* _SHORT EXERCISE_:
Among the records below, find each line that includes the string "كانت" and copy it.

* _INFORMATION GIVEN_:
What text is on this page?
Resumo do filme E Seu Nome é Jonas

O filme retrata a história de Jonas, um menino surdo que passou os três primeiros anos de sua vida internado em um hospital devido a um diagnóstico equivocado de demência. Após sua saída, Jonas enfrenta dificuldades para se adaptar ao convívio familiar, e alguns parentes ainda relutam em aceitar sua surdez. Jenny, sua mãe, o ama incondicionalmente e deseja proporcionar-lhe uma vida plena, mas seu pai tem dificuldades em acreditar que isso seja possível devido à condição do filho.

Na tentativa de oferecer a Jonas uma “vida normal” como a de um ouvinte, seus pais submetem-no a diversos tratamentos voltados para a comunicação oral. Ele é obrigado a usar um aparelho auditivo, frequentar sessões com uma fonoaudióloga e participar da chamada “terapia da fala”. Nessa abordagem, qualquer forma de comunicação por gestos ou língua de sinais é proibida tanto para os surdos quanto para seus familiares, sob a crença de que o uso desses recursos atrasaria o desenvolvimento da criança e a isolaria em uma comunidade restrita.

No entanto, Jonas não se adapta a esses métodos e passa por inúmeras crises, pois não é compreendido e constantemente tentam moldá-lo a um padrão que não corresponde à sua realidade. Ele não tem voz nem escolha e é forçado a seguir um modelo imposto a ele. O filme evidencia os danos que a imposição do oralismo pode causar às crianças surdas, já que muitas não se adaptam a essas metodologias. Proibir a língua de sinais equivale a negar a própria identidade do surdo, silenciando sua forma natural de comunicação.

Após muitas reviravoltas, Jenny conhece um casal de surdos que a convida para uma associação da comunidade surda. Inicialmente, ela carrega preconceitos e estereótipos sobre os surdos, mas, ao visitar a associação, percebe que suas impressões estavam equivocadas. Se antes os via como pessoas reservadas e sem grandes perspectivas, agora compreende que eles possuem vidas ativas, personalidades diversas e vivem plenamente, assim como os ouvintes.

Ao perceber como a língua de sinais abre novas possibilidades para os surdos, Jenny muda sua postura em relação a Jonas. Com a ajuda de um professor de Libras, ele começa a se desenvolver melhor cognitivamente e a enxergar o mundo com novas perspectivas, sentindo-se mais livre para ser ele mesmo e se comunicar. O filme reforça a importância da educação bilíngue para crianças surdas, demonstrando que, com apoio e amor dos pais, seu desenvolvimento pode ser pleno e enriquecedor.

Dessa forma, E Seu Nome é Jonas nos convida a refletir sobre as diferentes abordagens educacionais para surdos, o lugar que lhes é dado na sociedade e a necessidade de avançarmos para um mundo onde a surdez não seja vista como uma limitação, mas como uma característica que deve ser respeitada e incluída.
---
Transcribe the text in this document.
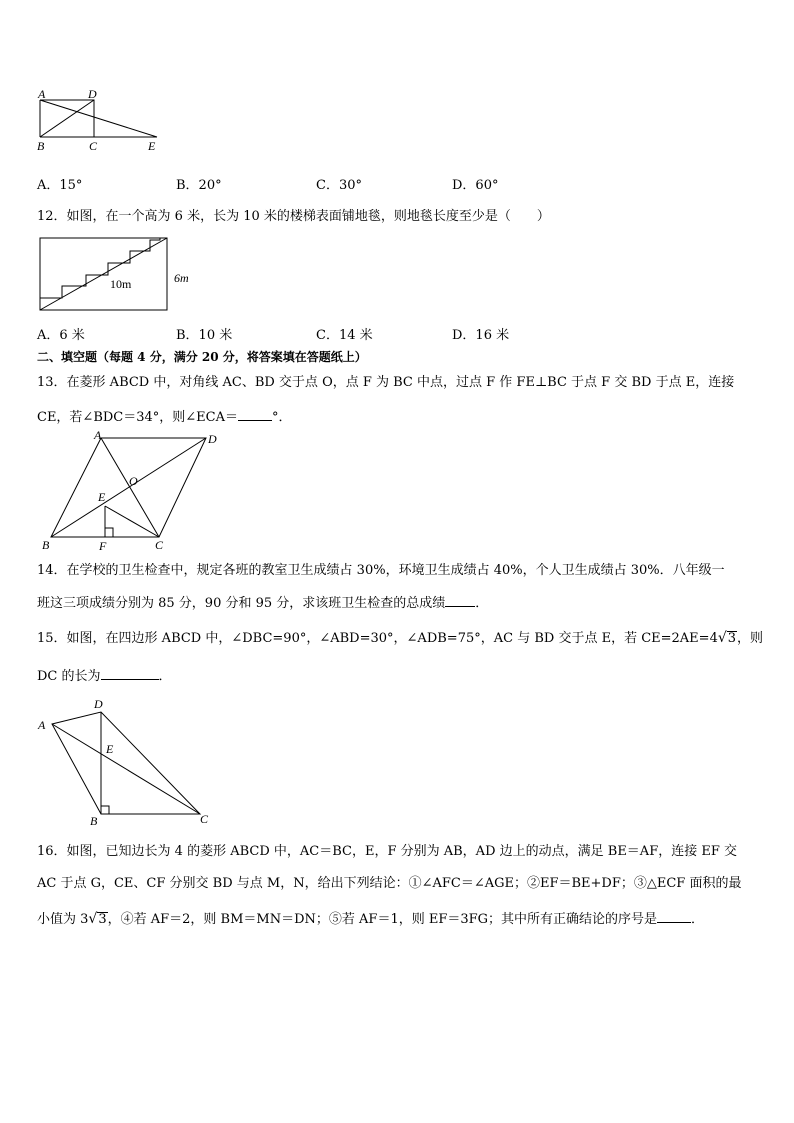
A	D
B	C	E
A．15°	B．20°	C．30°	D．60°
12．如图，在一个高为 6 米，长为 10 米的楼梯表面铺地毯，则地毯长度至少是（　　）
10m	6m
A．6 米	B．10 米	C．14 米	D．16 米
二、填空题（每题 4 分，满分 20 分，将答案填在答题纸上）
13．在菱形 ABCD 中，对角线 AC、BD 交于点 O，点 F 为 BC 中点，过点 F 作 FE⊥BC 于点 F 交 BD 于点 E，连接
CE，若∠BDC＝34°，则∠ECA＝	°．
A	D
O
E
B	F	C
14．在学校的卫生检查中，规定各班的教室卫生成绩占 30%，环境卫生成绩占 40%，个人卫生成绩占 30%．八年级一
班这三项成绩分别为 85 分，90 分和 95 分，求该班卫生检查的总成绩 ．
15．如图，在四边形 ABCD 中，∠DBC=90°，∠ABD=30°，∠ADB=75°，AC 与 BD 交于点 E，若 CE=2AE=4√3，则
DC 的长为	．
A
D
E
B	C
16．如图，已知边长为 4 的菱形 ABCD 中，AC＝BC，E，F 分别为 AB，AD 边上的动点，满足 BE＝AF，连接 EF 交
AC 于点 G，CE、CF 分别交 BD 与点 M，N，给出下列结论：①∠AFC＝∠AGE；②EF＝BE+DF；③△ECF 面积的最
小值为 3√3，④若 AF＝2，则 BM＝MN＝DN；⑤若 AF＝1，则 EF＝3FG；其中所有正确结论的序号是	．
==
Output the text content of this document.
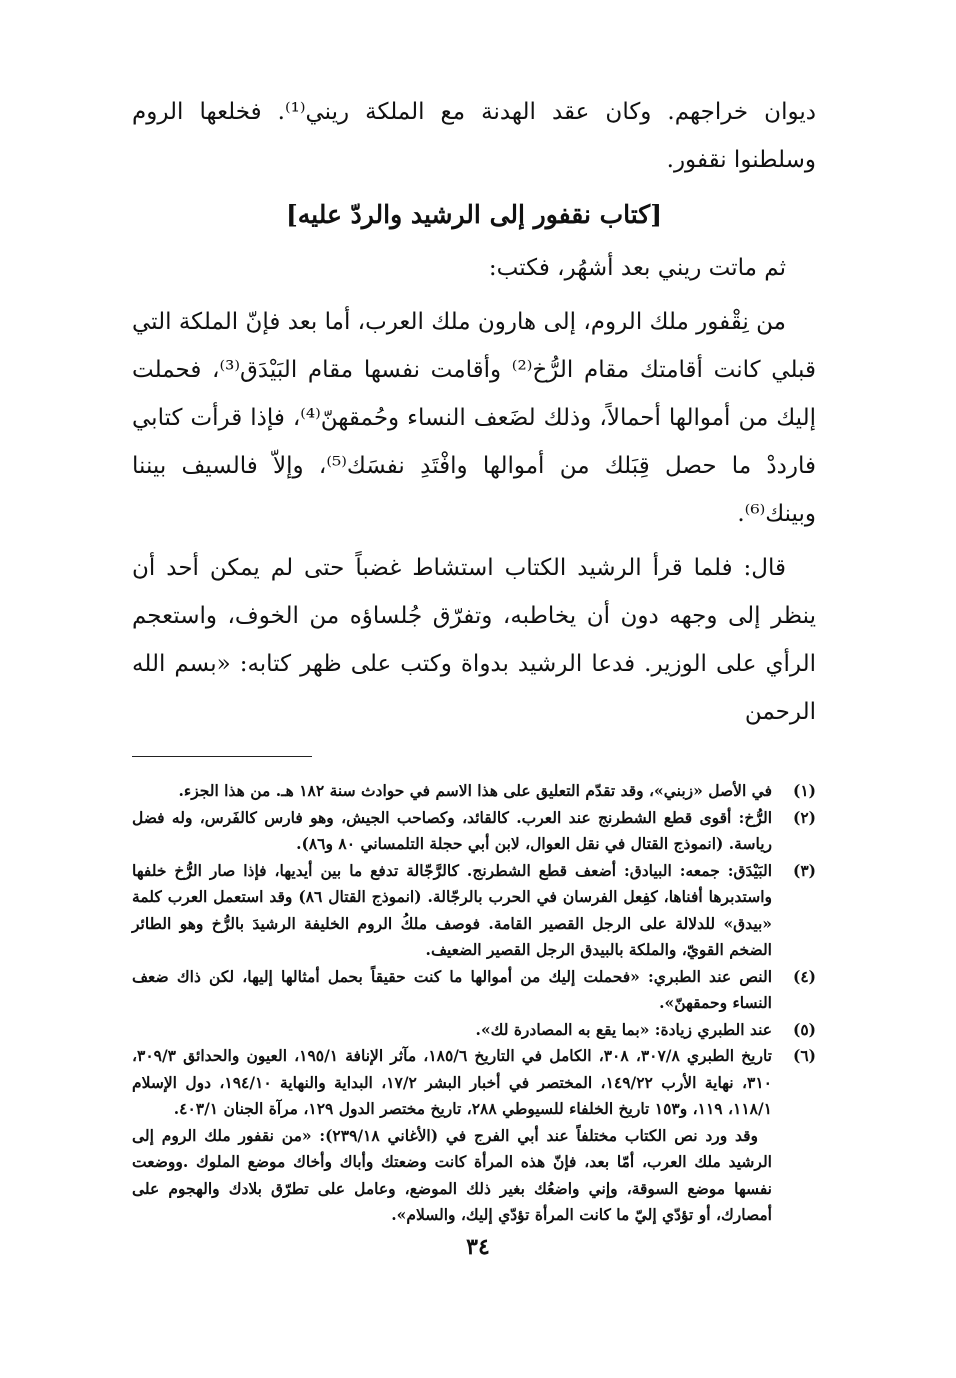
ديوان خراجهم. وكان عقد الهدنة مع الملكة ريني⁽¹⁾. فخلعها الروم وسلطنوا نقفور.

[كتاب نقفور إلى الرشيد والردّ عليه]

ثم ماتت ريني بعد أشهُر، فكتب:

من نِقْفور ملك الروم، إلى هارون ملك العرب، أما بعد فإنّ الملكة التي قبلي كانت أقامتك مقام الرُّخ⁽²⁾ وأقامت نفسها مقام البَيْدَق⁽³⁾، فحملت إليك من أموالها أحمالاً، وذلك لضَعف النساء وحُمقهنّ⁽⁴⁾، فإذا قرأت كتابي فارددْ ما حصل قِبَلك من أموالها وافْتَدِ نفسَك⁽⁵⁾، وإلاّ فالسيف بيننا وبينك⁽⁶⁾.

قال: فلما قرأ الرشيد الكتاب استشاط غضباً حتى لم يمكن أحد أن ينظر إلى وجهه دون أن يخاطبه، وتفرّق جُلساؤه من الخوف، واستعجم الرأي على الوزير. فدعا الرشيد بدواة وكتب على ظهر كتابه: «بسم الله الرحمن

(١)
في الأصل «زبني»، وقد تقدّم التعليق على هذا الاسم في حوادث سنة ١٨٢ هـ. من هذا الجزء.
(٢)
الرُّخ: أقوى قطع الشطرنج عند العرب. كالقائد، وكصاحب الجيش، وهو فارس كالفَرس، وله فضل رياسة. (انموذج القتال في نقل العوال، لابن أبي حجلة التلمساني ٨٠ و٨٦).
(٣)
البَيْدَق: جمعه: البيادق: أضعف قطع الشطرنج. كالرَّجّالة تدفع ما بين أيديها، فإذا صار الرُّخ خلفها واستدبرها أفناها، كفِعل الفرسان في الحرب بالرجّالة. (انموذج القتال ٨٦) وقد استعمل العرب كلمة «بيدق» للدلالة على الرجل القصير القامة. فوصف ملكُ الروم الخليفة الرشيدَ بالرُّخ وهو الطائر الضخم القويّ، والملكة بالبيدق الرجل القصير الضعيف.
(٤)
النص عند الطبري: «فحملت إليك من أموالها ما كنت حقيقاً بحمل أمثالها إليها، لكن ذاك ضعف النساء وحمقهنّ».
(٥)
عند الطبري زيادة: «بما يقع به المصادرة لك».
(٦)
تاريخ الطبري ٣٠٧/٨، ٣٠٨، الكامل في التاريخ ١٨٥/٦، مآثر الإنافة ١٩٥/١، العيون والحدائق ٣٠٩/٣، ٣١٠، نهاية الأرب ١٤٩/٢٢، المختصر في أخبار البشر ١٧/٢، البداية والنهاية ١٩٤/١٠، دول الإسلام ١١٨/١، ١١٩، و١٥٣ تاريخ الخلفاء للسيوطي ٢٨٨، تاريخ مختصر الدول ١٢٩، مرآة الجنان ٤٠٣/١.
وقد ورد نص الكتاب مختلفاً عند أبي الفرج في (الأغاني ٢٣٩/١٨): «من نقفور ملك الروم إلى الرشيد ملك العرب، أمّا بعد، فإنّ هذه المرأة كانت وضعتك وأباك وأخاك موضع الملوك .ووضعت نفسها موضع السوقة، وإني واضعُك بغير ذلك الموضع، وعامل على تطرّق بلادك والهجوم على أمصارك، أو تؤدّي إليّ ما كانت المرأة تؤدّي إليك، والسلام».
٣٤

* _EXERCISE ANSWER_:
من نِقْفور ملك الروم، إلى هارون ملك العرب، أما بعد فإنّ الملكة التي قبلي كانت أقامتك مقام الرُّخ⁽²⁾ وأقامت نفسها مقام البَيْدَق⁽³⁾، فحملت إليك من أموالها أحمالاً، وذلك لضَعف النساء وحُمقهنّ⁽⁴⁾، فإذا قرأت كتابي فارددْ ما حصل قِبَلك من أموالها وافْتَدِ نفسَك⁽⁵⁾، وإلاّ فالسيف بيننا وبينك⁽⁶⁾.
وقد ورد نص الكتاب مختلفاً عند أبي الفرج في (الأغاني ٢٣٩/١٨): «من نقفور ملك الروم إلى الرشيد ملك العرب، أمّا بعد، فإنّ هذه المرأة كانت وضعتك وأباك وأخاك موضع الملوك .ووضعت نفسها موضع السوقة، وإني واضعُك بغير ذلك الموضع، وعامل على تطرّق بلادك والهجوم على أمصارك، أو تؤدّي إليّ ما كانت المرأة تؤدّي إليك، والسلام».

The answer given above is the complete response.